* [SHORT EXERCISE]: Tell how many lines carry the word "JSON"; the reply is the number and nothing else.

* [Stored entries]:

--- START ---

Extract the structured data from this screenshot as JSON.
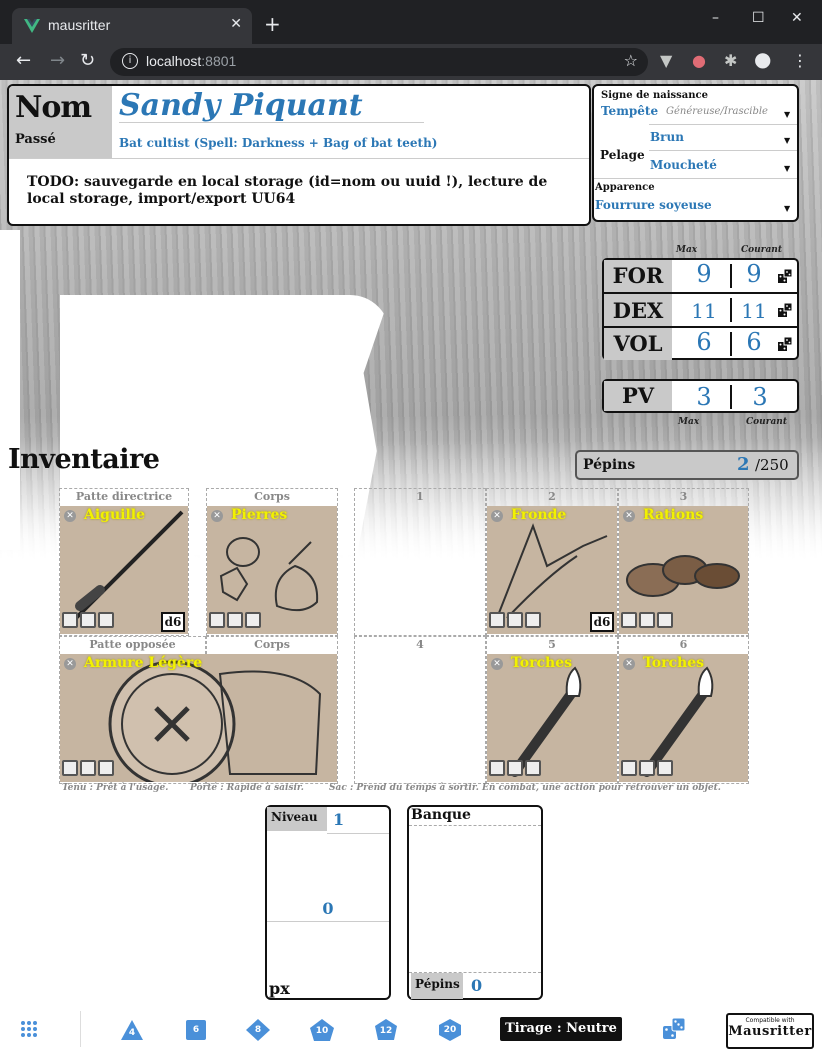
{
  "browser": {
    "tab_title": "mausritter",
    "new_tab": "+",
    "url_host": "localhost",
    "url_port": ":8801",
    "win_min": "–",
    "win_max": "☐",
    "win_close": "✕"
  },
  "header": {
    "nom_label": "Nom",
    "passe_label": "Passé",
    "name": "Sandy Piquant",
    "background": "Bat cultist (Spell: Darkness + Bag of bat teeth)",
    "notes": "TODO: sauvegarde en local storage (id=nom ou uuid !), lecture de local storage, import/export UU64"
  },
  "side": {
    "birthsign_label": "Signe de naissance",
    "birthsign_value": "Tempête",
    "birthsign_sub": "Généreuse/Irascible",
    "coat_label": "Pelage",
    "coat_color": "Brun",
    "coat_pattern": "Moucheté",
    "look_label": "Apparence",
    "look_value": "Fourrure soyeuse"
  },
  "stats": {
    "max_label": "Max",
    "current_label": "Courant",
    "rows": [
      {
        "label": "FOR",
        "max": "9",
        "current": "9"
      },
      {
        "label": "DEX",
        "max": "11",
        "current": "11"
      },
      {
        "label": "VOL",
        "max": "6",
        "current": "6"
      }
    ],
    "hp": {
      "label": "PV",
      "max": "3",
      "current": "3"
    }
  },
  "pepins": {
    "label": "Pépins",
    "value": "2",
    "max": "/250"
  },
  "inventory": {
    "title": "Inventaire",
    "slot_labels": {
      "paw_main": "Patte directrice",
      "body1": "Corps",
      "paw_off": "Patte opposée",
      "body2": "Corps",
      "p1": "1",
      "p2": "2",
      "p3": "3",
      "p4": "4",
      "p5": "5",
      "p6": "6"
    },
    "items": {
      "aiguille": {
        "name": "Aiguille",
        "damage": "d6"
      },
      "pierres": {
        "name": "Pierres"
      },
      "fronde": {
        "name": "Fronde",
        "damage": "d6"
      },
      "rations": {
        "name": "Rations"
      },
      "armure": {
        "name": "Armure Légère"
      },
      "torches1": {
        "name": "Torches"
      },
      "torches2": {
        "name": "Torches"
      }
    },
    "legend": {
      "held": "Tenu : Prêt à l'usage.",
      "worn": "Porté : Rapide à saisir.",
      "pack": "Sac : Prend du temps à sortir. En combat, une action pour retrouver un objet."
    }
  },
  "level": {
    "label": "Niveau",
    "value": "1",
    "xp": "0",
    "xp_label": "px"
  },
  "bank": {
    "label": "Banque",
    "pepins_label": "Pépins",
    "pepins_value": "0"
  },
  "footer": {
    "dice": [
      "4",
      "6",
      "8",
      "10",
      "12",
      "20"
    ],
    "tirage": "Tirage : Neutre",
    "compat_small": "Compatible with",
    "compat_big": "Mausritter"
  },
  "colors": {
    "accent": "#2b77b5",
    "item_name": "#f2f200",
    "label_bg": "#c9c9c9"
  }
}
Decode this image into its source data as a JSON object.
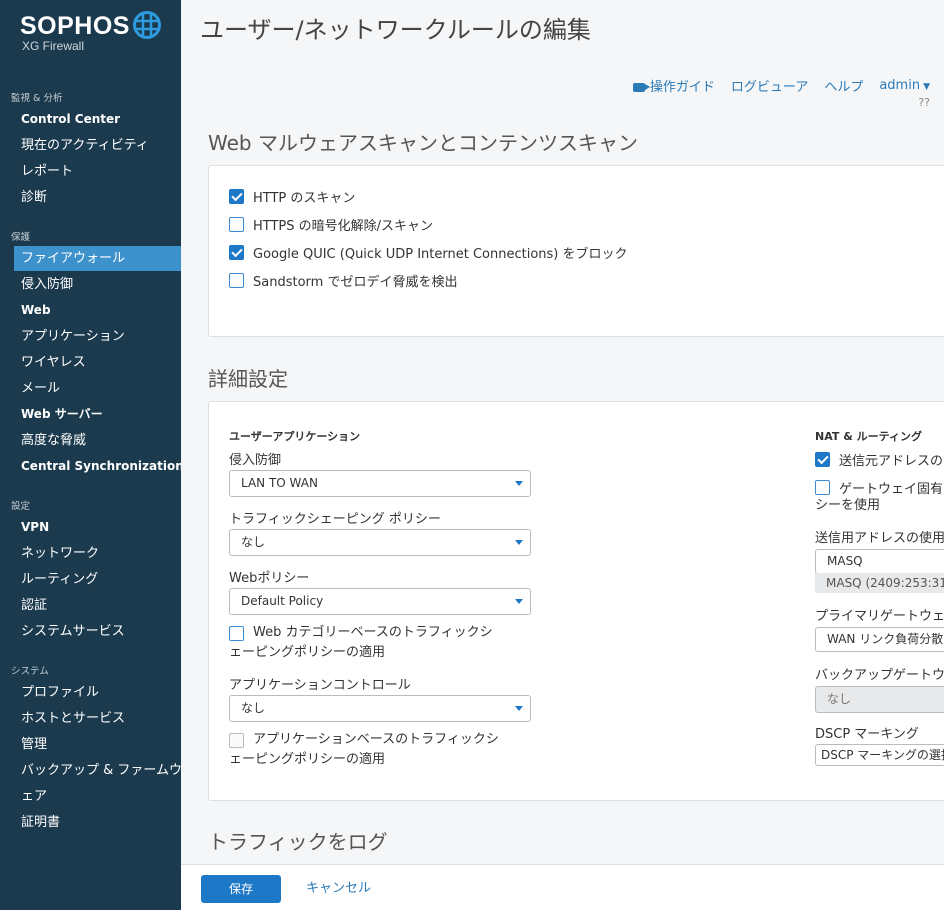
{
  "brand": {
    "name": "SOPHOS",
    "product": "XG Firewall"
  },
  "sidebar": {
    "sections": [
      {
        "label": "監視 & 分析"
      },
      {
        "label": "保護"
      },
      {
        "label": "設定"
      },
      {
        "label": "システム"
      }
    ],
    "items": [
      {
        "label": "Control Center"
      },
      {
        "label": "現在のアクティビティ"
      },
      {
        "label": "レポート"
      },
      {
        "label": "診断"
      },
      {
        "label": "ファイアウォール"
      },
      {
        "label": "侵入防御"
      },
      {
        "label": "Web"
      },
      {
        "label": "アプリケーション"
      },
      {
        "label": "ワイヤレス"
      },
      {
        "label": "メール"
      },
      {
        "label": "Web サーバー"
      },
      {
        "label": "高度な脅威"
      },
      {
        "label": "Central Synchronization"
      },
      {
        "label": "VPN"
      },
      {
        "label": "ネットワーク"
      },
      {
        "label": "ルーティング"
      },
      {
        "label": "認証"
      },
      {
        "label": "システムサービス"
      },
      {
        "label": "プロファイル"
      },
      {
        "label": "ホストとサービス"
      },
      {
        "label": "管理"
      },
      {
        "label": "バックアップ & ファームウ"
      },
      {
        "label": "ェア"
      },
      {
        "label": "証明書"
      }
    ]
  },
  "header": {
    "title": "ユーザー/ネットワークルールの編集",
    "links": {
      "guide": "操作ガイド",
      "log_viewer": "ログビューア",
      "help": "ヘルプ",
      "user": "admin"
    },
    "extra": "??"
  },
  "web_scan": {
    "title": "Web マルウェアスキャンとコンテンツスキャン",
    "options": [
      {
        "label": "HTTP のスキャン",
        "checked": true
      },
      {
        "label": "HTTPS の暗号化解除/スキャン",
        "checked": false
      },
      {
        "label": "Google QUIC (Quick UDP Internet Connections) をブロック",
        "checked": true
      },
      {
        "label": "Sandstorm でゼロデイ脅威を検出",
        "checked": false
      }
    ]
  },
  "advanced": {
    "title": "詳細設定",
    "user_apps": {
      "heading": "ユーザーアプリケーション",
      "ips_label": "侵入防御",
      "ips_value": "LAN TO WAN",
      "shaping_label": "トラフィックシェーピング ポリシー",
      "shaping_value": "なし",
      "web_policy_label": "Webポリシー",
      "web_policy_value": "Default Policy",
      "web_cat_line1": "Web カテゴリーベースのトラフィックシ",
      "web_cat_line2": "ェーピングポリシーの適用",
      "app_control_label": "アプリケーションコントロール",
      "app_control_value": "なし",
      "app_based_line1": "アプリケーションベースのトラフィックシ",
      "app_based_line2": "ェーピングポリシーの適用"
    },
    "nat": {
      "heading": "NAT & ルーティング",
      "masq_label": "送信元アドレスの",
      "gateway_line1": "ゲートウェイ固有",
      "gateway_line2": "シーを使用",
      "outbound_label": "送信用アドレスの使用",
      "outbound_value": "MASQ",
      "outbound_hint": "MASQ (2409:253:31",
      "primary_gw_label": "プライマリゲートウェ",
      "primary_gw_value": "WAN リンク負荷分散",
      "backup_gw_label": "バックアップゲートウ",
      "backup_gw_value": "なし",
      "dscp_label": "DSCP マーキング",
      "dscp_value": "DSCP マーキングの選択"
    }
  },
  "log_section": {
    "title": "トラフィックをログ"
  },
  "footer": {
    "save": "保存",
    "cancel": "キャンセル"
  }
}
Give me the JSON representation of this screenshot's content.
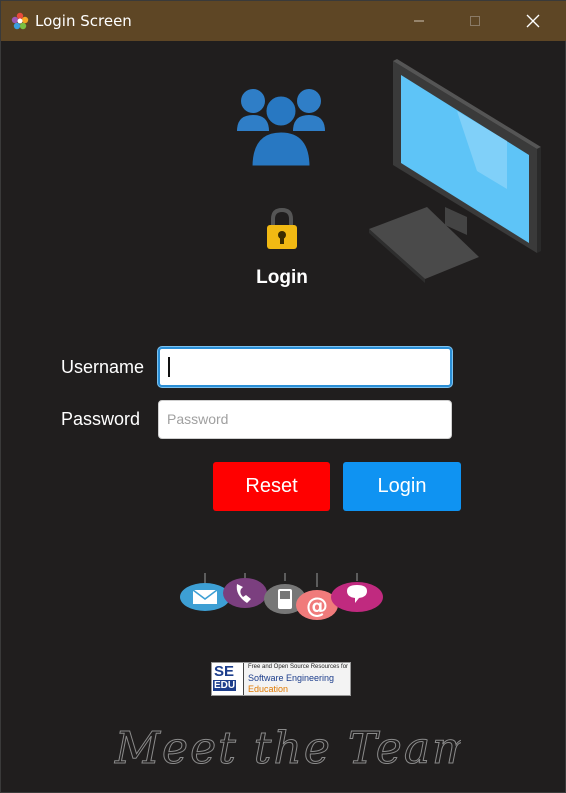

--- END ---

* [ANSWER TO THE EXERCISE]: 3